Data entries
▼

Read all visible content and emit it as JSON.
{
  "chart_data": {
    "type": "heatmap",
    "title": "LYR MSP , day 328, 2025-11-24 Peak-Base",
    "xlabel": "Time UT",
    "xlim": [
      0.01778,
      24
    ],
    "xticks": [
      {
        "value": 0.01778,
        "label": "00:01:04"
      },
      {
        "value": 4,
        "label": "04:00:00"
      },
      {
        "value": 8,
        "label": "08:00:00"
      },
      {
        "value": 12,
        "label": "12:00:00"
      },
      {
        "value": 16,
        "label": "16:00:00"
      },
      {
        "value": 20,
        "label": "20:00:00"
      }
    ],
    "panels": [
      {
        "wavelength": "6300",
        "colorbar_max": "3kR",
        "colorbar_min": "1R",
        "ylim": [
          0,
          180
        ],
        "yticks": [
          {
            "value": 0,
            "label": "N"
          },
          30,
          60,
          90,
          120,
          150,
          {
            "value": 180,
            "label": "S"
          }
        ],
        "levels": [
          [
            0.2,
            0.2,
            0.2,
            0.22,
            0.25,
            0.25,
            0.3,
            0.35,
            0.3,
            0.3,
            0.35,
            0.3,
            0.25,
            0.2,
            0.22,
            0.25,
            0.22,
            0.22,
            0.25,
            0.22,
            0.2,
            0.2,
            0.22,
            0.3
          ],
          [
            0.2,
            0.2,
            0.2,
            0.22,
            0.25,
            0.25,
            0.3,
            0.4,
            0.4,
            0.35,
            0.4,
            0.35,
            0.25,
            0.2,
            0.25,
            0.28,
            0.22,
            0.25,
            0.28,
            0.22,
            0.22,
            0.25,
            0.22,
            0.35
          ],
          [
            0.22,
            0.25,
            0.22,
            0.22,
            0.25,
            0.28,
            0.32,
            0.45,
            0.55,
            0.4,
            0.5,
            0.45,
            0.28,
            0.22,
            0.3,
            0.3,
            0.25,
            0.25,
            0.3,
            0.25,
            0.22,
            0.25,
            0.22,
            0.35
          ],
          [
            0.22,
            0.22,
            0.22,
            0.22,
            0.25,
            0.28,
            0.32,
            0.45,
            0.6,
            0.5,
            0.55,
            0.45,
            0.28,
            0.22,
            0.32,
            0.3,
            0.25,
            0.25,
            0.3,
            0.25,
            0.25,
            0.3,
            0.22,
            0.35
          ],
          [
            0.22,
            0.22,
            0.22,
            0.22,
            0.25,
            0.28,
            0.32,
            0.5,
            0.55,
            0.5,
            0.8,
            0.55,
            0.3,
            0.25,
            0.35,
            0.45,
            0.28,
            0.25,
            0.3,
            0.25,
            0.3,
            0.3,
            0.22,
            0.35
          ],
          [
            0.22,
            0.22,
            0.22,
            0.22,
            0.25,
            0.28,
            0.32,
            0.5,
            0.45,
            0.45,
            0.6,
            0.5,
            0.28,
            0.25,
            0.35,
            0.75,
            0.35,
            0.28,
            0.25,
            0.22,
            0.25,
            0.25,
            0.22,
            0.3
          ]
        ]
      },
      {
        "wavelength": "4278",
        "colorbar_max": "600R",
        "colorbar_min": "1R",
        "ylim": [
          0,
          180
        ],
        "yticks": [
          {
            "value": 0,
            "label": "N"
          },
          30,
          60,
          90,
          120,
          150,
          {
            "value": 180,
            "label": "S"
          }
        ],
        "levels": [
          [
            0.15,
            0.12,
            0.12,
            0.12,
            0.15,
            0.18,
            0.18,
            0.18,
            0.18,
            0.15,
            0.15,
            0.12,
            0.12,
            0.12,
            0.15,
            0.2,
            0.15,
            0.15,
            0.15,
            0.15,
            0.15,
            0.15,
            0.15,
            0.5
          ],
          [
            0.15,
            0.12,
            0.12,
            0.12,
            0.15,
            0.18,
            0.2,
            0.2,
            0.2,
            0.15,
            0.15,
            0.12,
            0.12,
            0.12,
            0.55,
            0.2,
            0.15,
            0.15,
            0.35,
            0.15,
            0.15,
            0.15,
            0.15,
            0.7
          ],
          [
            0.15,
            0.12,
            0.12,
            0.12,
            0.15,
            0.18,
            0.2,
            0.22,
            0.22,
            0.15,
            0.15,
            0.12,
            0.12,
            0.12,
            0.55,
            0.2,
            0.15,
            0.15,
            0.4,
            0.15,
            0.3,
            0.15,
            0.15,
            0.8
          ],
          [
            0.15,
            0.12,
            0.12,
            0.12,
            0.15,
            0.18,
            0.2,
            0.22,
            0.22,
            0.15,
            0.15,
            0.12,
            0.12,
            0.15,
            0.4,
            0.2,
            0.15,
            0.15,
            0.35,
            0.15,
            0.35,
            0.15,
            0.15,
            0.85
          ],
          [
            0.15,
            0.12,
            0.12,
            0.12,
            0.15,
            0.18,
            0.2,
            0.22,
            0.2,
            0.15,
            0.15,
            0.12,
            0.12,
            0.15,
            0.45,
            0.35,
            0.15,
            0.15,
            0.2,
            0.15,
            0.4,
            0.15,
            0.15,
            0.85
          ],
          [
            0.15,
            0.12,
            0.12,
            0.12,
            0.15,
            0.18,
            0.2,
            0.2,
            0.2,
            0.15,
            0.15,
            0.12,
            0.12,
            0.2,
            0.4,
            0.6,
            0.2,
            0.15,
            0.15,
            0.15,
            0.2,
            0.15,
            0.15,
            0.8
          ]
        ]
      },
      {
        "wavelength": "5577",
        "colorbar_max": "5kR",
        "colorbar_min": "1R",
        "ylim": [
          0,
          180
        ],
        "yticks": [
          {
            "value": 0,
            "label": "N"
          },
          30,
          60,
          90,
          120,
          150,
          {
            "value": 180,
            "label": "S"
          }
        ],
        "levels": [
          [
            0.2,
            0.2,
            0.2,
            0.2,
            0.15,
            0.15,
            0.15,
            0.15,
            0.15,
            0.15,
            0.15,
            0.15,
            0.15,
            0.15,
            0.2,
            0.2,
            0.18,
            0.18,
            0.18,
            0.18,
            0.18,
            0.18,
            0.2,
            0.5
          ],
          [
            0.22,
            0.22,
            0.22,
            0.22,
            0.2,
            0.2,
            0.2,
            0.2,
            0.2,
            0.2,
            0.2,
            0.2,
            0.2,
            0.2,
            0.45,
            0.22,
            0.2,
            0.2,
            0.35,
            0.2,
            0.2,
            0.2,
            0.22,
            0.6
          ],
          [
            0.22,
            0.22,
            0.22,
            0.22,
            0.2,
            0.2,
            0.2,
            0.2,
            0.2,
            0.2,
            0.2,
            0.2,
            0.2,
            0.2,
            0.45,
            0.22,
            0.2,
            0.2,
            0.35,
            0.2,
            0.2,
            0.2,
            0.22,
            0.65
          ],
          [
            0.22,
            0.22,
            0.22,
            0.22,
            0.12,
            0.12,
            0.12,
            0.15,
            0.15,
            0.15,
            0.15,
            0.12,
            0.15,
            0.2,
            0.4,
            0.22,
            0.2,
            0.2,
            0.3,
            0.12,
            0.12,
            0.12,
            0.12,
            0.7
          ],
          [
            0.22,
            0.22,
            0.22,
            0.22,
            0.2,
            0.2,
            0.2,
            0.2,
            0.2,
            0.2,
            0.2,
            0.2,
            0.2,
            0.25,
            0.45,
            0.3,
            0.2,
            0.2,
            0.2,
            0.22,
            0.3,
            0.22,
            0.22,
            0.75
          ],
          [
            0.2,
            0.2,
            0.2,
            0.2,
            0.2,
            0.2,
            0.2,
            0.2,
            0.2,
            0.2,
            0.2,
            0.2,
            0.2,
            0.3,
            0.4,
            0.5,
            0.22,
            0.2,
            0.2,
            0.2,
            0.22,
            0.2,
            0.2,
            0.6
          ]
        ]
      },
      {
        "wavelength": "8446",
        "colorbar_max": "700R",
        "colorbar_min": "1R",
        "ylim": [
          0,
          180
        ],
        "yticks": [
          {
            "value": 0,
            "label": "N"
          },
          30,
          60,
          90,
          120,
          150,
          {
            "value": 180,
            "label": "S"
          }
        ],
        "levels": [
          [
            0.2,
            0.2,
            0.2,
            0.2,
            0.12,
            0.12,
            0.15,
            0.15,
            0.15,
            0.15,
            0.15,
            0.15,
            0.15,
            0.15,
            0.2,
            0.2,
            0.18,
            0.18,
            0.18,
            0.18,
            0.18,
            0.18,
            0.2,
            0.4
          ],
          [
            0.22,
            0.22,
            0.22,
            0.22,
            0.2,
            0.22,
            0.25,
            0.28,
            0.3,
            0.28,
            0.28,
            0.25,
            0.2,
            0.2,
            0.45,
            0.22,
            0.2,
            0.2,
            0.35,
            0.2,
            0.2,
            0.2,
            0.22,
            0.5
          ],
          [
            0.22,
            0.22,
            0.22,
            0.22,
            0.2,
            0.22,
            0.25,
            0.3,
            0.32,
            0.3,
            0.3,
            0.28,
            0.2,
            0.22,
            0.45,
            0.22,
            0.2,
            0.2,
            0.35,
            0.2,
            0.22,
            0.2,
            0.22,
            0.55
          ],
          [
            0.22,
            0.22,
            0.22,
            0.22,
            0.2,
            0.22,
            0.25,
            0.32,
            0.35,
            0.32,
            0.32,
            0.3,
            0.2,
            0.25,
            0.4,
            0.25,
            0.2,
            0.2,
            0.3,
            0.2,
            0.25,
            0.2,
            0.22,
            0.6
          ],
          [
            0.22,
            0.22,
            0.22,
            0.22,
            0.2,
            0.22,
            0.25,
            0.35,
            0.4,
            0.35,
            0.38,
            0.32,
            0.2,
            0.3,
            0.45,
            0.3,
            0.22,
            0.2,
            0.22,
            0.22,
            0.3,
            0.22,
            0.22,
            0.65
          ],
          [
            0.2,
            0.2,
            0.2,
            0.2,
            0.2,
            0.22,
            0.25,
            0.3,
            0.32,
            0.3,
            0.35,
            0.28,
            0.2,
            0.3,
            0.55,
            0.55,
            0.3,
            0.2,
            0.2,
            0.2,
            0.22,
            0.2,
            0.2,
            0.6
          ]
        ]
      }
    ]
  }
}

▲

■ What the task asks ■
Tally up the lines holding the string "wavelength" in this listing, and report the total alone.

■ Reply to the exercise ■
4